• **TASK DIRECTIONS**: Locate the word "Hourly" in the entries below, then gather every line that holds it.

• **PROVIDED RECORDS**:
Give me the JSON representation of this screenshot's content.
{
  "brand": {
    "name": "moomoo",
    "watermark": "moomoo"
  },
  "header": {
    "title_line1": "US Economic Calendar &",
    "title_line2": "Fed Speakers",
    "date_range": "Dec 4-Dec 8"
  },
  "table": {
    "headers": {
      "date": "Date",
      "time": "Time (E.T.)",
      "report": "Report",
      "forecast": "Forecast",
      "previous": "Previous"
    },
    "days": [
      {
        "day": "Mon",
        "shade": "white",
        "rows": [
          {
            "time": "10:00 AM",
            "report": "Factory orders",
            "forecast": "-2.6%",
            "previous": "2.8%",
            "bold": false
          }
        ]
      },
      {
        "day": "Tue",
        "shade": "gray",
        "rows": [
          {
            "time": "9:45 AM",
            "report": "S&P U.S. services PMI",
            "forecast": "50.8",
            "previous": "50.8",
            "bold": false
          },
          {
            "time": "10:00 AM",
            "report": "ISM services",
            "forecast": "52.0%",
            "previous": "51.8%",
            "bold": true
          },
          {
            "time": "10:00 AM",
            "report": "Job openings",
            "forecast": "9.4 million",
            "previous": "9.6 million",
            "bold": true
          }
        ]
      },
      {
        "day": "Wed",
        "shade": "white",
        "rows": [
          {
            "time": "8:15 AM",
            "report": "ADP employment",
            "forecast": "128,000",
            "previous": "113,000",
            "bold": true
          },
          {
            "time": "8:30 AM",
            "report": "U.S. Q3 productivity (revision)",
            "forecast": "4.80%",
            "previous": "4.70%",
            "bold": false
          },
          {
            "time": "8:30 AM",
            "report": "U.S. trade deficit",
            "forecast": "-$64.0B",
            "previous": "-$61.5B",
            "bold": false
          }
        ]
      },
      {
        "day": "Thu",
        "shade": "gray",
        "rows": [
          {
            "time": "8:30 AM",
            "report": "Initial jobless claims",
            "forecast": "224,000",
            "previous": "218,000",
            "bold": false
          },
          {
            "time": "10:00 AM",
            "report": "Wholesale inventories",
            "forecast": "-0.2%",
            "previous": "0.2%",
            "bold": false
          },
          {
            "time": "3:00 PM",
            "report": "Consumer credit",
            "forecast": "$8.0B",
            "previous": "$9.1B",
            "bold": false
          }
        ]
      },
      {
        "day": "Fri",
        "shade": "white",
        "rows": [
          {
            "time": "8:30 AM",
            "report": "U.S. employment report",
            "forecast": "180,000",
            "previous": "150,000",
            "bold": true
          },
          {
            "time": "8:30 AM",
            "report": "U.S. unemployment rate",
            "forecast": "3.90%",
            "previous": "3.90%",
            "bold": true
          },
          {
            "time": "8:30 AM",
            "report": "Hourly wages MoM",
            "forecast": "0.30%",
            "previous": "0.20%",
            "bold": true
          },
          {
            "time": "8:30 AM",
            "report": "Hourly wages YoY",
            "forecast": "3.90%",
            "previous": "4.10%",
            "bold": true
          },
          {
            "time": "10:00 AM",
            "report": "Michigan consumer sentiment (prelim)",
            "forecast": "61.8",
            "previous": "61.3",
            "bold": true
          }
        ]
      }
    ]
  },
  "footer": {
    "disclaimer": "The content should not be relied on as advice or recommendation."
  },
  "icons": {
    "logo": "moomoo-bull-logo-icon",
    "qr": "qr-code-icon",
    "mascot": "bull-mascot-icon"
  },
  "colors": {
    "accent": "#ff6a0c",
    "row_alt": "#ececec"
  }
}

• **EXERCISE RESULT**:
            "report": "Hourly wages MoM",
            "report": "Hourly wages YoY",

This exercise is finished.